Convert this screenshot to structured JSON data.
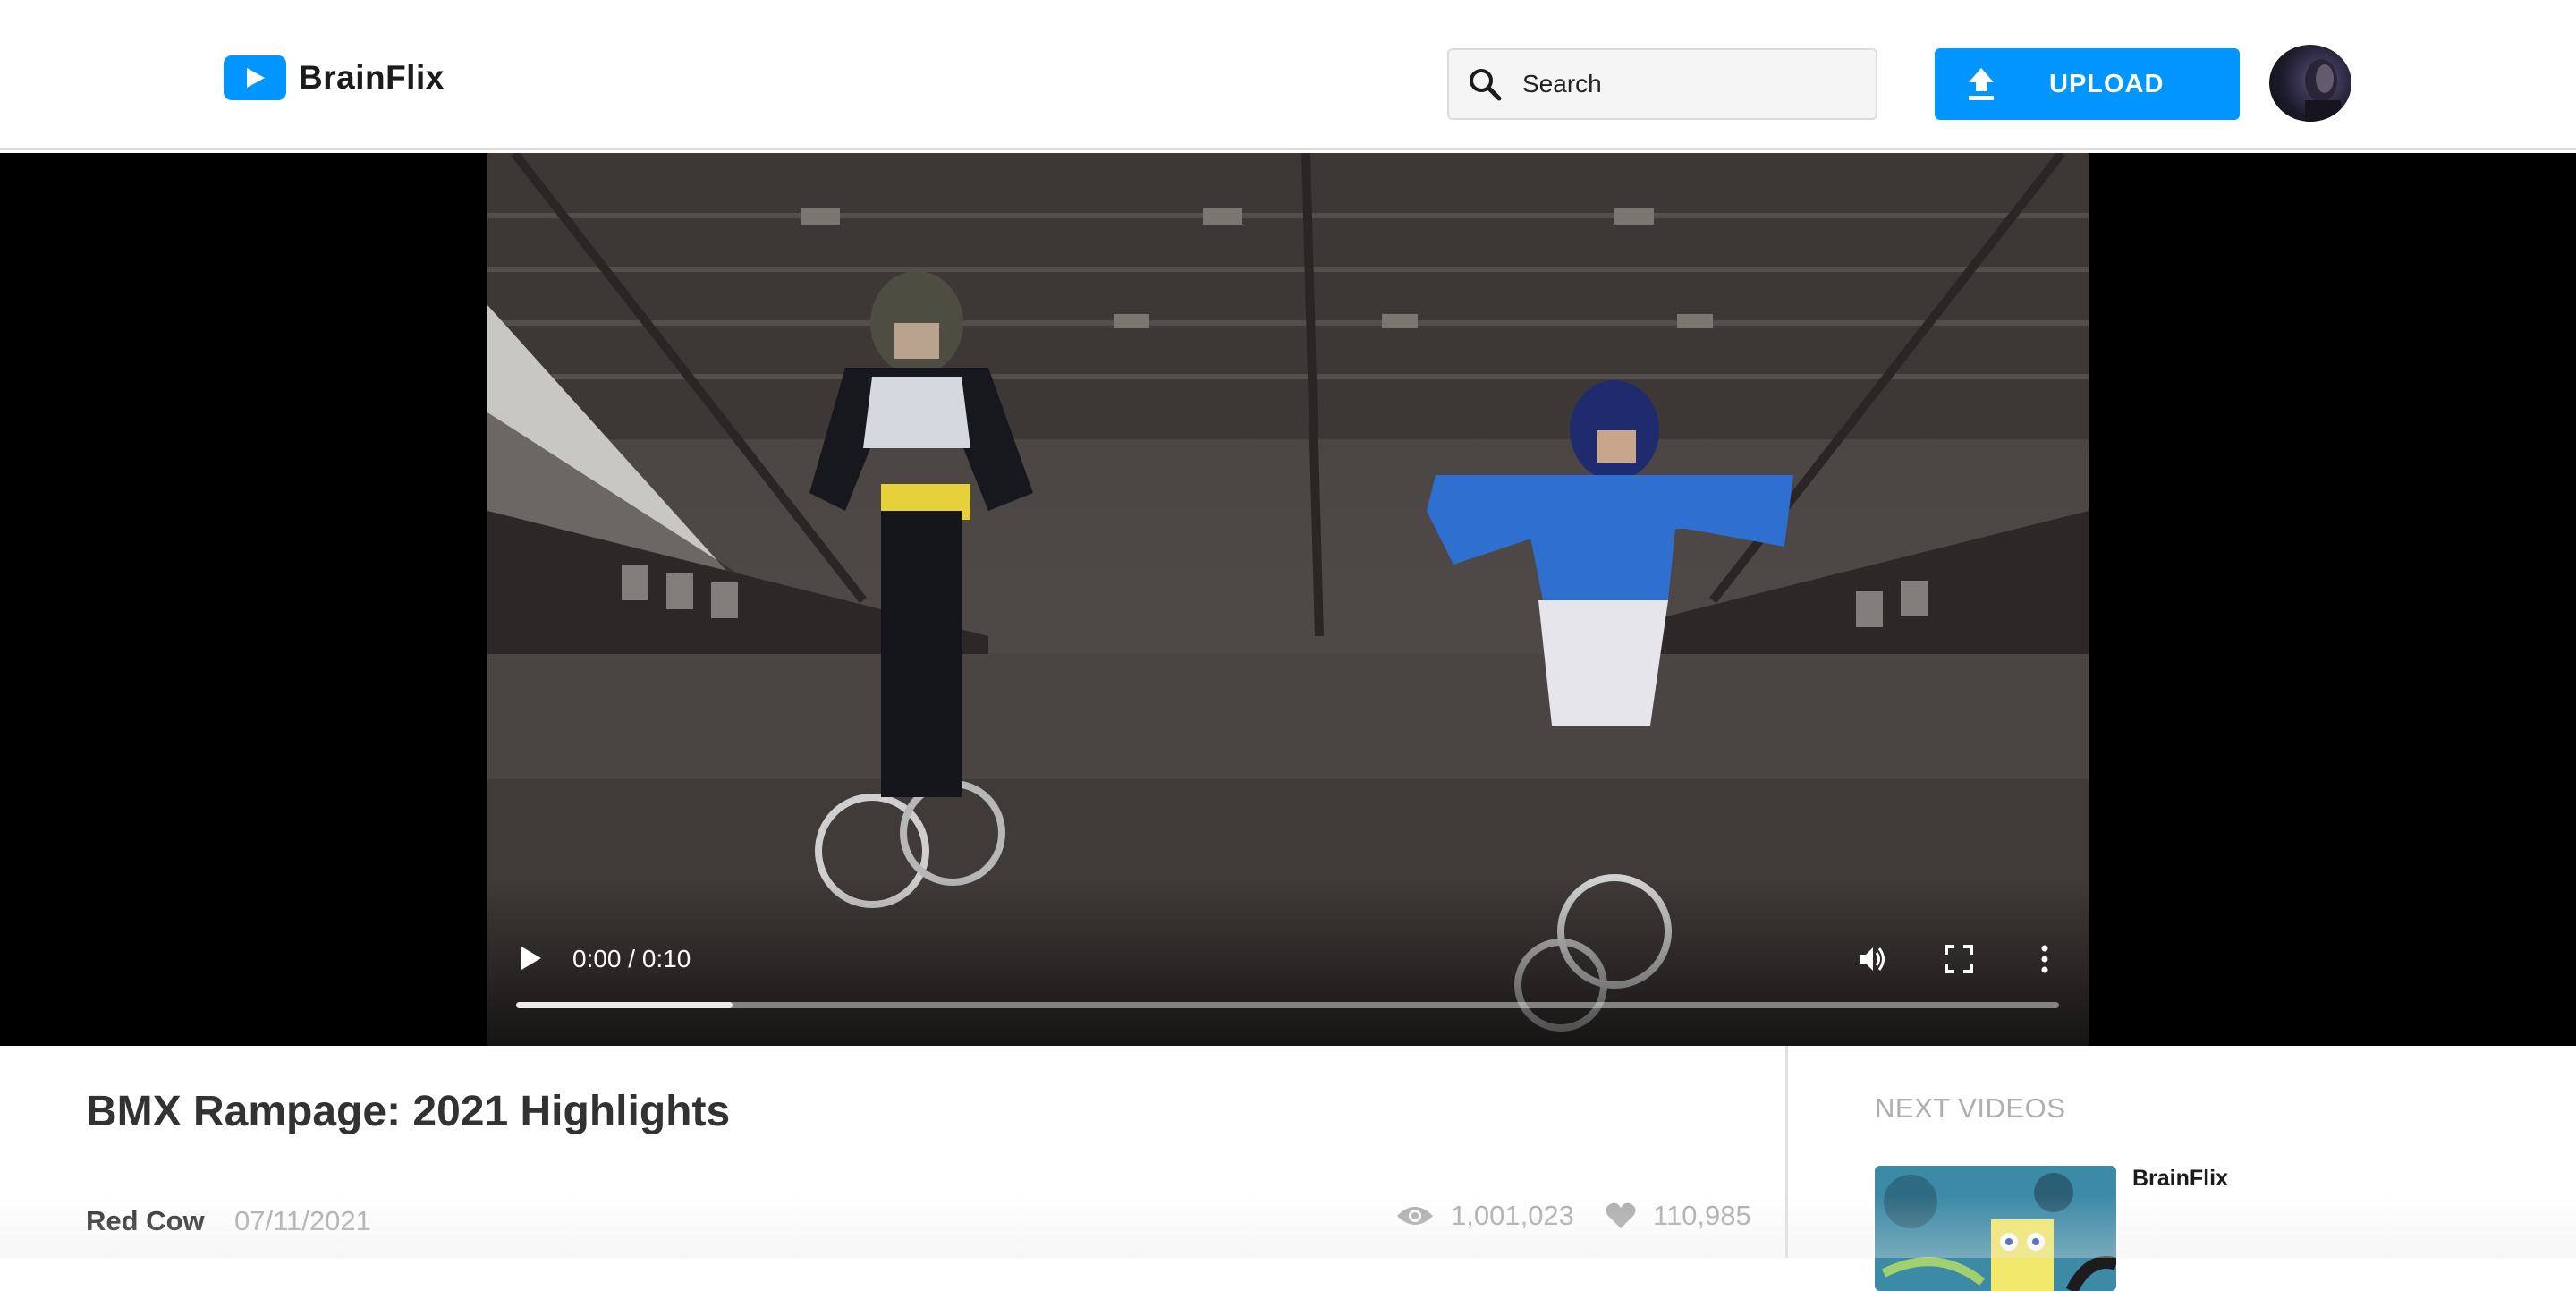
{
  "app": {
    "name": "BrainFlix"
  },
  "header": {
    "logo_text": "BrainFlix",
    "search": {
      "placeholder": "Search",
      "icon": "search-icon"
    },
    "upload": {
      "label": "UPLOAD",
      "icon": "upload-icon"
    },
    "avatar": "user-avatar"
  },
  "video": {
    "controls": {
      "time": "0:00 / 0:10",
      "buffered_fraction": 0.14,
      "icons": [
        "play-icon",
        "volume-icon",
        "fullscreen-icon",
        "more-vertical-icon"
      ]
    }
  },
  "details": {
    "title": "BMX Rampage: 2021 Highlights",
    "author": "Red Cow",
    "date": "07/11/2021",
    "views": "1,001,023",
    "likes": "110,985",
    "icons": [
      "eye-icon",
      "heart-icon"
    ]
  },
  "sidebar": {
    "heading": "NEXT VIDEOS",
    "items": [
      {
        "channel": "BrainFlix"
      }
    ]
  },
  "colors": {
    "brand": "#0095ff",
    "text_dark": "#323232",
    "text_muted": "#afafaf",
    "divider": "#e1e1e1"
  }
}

- - - - -

Stated goal:
Without the pictures, restate each entry exactly.

Correct response:
Convert this screenshot to structured JSON data.
{
  "app": {
    "name": "BrainFlix"
  },
  "header": {
    "logo_text": "BrainFlix",
    "search": {
      "placeholder": "Search",
      "icon": "search-icon"
    },
    "upload": {
      "label": "UPLOAD",
      "icon": "upload-icon"
    },
    "avatar": "user-avatar"
  },
  "video": {
    "controls": {
      "time": "0:00 / 0:10",
      "buffered_fraction": 0.14,
      "icons": [
        "play-icon",
        "volume-icon",
        "fullscreen-icon",
        "more-vertical-icon"
      ]
    }
  },
  "details": {
    "title": "BMX Rampage: 2021 Highlights",
    "author": "Red Cow",
    "date": "07/11/2021",
    "views": "1,001,023",
    "likes": "110,985",
    "icons": [
      "eye-icon",
      "heart-icon"
    ]
  },
  "sidebar": {
    "heading": "NEXT VIDEOS",
    "items": [
      {
        "channel": "BrainFlix"
      }
    ]
  },
  "colors": {
    "brand": "#0095ff",
    "text_dark": "#323232",
    "text_muted": "#afafaf",
    "divider": "#e1e1e1"
  }
}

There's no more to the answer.